→ Text segment
## start

[Cryptography] PGP -- Can someone help me understand something?

Derek Atkins derek at ihtfp.com
Thu Aug 9 12:57:59 EDT 2018


Hi Matt,

On Thu, August 9, 2018 2:45 am, Matt Maxson wrote:
[snip]
> The question was, basically, if someone has access to both a PGP encrypted
> email and a plain text version of the same email, can an attacker
> determine the key.  The answer given was "no".
>
> I don't understand.  Why can't that happen?  For example, if I have 10 + x
> = 50  (this can be replaced with any formula that has exactly one
> unknown), I can solve for X.  In my thinking, isn't the unknown in the
> equation simply the key?  Sure, the maths are more complex, but it should
> be a trivial issue to work backwards and solve for the key.

Well, the no should have been added with a postscript saying that it COULD
if you had enough computation to perform the required operations to break
the cryptosystem.

Thinking about cryptography in terms of basic algebra doesn't work,
because the system isn't linear.  You cannot model a system like AES using
only a single variable.  Well, okay, you can say AES(Key, PlainText) =
Ciphertext and then ASSUME that this is the same as solving 10 + x = 50.

## end

→ Work instructions
**A)** Rewrite the PGP email between "Well, the no" and "10 + x = 50.", inclusive, with "basic algebra" changed to "elementary arithmetic".
**B)** Extend the PGP email past its final sentence.

→ Dataset
## start

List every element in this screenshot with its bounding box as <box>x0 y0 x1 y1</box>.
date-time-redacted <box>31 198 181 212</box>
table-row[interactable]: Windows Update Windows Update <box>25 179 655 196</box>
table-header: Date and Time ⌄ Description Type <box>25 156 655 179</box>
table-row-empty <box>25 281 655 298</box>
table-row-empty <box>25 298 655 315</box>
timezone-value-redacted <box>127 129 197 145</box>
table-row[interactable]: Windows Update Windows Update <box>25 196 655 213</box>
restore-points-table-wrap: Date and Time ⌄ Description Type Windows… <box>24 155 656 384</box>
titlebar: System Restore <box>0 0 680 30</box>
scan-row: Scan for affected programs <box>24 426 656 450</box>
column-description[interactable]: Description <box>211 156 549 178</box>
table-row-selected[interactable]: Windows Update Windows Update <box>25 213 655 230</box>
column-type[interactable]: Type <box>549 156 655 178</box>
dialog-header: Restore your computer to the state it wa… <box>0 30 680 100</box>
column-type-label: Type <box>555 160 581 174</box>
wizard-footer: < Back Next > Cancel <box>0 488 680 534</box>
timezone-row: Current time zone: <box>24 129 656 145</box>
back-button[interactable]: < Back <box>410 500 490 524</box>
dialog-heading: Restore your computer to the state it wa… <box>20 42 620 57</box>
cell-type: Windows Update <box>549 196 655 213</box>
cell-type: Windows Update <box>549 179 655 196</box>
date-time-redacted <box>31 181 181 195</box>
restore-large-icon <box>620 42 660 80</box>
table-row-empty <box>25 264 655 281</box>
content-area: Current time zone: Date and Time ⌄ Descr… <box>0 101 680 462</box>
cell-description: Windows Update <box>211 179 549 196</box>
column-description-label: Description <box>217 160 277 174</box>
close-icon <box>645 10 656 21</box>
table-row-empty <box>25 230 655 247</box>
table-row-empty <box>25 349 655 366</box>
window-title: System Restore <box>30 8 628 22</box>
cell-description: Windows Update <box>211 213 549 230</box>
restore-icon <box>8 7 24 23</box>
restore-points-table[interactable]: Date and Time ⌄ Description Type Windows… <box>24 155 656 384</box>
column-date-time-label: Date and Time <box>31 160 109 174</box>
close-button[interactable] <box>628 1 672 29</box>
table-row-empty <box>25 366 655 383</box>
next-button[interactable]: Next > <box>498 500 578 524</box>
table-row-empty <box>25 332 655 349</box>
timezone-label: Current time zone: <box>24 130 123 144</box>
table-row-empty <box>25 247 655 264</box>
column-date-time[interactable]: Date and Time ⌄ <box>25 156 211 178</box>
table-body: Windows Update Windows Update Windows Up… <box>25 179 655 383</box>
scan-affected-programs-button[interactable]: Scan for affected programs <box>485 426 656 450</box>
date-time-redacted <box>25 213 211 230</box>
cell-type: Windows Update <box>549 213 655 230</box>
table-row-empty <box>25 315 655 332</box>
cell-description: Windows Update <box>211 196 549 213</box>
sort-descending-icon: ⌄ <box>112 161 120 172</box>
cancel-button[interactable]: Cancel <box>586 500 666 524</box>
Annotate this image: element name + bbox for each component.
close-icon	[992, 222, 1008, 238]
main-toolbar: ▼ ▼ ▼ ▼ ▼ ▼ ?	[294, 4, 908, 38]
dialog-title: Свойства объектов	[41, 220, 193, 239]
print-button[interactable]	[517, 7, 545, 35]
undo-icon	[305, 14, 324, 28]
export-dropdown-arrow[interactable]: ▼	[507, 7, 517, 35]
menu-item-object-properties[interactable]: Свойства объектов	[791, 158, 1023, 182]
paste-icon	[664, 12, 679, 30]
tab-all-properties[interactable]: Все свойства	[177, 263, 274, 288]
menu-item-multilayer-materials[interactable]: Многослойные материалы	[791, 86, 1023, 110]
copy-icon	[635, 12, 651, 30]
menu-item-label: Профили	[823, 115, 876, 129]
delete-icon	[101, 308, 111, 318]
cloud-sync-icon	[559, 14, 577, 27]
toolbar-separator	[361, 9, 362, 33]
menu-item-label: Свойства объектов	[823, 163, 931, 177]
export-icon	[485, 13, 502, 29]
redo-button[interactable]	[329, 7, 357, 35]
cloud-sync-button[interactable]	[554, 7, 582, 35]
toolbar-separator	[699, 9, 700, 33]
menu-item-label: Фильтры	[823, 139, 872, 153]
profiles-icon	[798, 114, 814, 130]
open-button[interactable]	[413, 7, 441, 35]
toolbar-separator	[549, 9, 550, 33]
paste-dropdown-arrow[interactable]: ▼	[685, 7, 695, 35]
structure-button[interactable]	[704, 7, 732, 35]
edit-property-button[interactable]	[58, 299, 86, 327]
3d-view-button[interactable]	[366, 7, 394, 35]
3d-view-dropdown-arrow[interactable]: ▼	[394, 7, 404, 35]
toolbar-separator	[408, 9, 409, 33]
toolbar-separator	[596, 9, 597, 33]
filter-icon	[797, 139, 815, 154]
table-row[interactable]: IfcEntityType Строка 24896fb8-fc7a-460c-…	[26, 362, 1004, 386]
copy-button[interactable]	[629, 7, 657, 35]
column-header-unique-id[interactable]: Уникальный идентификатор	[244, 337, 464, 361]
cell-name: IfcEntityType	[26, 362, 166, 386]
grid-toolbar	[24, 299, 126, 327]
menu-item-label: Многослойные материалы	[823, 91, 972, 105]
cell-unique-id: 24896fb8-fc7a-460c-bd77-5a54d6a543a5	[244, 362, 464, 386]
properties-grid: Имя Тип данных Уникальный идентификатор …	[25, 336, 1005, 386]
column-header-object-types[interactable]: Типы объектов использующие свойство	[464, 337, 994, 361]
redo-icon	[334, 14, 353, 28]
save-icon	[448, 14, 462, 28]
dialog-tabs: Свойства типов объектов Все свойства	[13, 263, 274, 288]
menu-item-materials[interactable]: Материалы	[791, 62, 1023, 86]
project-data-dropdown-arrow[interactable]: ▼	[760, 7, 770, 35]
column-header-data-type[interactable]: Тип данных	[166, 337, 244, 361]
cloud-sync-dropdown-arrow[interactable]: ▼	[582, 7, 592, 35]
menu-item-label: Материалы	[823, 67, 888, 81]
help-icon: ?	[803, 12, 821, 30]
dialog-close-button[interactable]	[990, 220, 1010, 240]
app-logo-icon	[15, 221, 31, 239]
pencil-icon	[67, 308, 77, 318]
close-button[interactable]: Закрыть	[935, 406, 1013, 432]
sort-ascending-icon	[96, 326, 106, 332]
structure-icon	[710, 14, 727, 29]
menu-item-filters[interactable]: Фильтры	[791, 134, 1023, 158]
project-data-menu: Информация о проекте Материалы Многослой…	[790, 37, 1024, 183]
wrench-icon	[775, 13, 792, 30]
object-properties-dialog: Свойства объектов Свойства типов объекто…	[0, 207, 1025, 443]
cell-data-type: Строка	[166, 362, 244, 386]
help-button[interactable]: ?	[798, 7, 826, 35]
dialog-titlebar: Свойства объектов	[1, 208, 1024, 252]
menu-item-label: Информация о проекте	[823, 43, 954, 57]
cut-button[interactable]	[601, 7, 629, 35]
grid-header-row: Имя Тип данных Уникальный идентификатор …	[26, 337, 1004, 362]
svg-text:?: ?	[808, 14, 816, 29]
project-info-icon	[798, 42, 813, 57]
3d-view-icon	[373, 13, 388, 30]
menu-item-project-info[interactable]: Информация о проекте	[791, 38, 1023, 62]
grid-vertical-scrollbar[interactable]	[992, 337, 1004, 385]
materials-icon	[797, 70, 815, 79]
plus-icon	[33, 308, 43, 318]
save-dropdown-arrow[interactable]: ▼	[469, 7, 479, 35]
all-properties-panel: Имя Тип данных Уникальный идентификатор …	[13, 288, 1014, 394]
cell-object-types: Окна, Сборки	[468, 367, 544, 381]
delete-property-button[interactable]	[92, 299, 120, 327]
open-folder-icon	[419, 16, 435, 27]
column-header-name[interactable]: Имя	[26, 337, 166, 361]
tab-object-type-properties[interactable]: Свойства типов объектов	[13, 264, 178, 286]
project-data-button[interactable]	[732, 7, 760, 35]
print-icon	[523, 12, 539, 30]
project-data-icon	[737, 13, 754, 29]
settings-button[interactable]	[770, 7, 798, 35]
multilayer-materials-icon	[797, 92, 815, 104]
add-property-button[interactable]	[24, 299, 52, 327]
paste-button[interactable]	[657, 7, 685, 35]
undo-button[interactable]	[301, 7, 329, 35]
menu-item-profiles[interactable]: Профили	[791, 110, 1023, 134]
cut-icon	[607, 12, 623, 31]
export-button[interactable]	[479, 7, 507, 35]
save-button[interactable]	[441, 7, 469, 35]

## end

→ Responses to the exercise
**A)**
Well, the no should have been added with a postscript saying that it COULD
if you had enough computation to perform the required operations to break
the cryptosystem.

Thinking about cryptography in terms of elementary arithmetic doesn't work,
because the system isn't linear.  You cannot model a system like AES using
only a single variable.  Well, okay, you can say AES(Key, PlainText) =
Ciphertext and then ASSUME that this is the same as solving 10 + x = 50.

**B)**
But it's not.

Specifically, a system like AES is designed such that knowing the
plaintext and ciphertext does NOT provide a way to find the key.  It does
provide you a way to VERIFY that you've found the right key, but it
doesn't help you having to search through all 2^128 (or 2^256) possible
AES keys to find the one that matches.

If you had a cryptosystem that could be broken by a single
plaintext/ciphertext pair it would not be considered very strong.

Hope this helps.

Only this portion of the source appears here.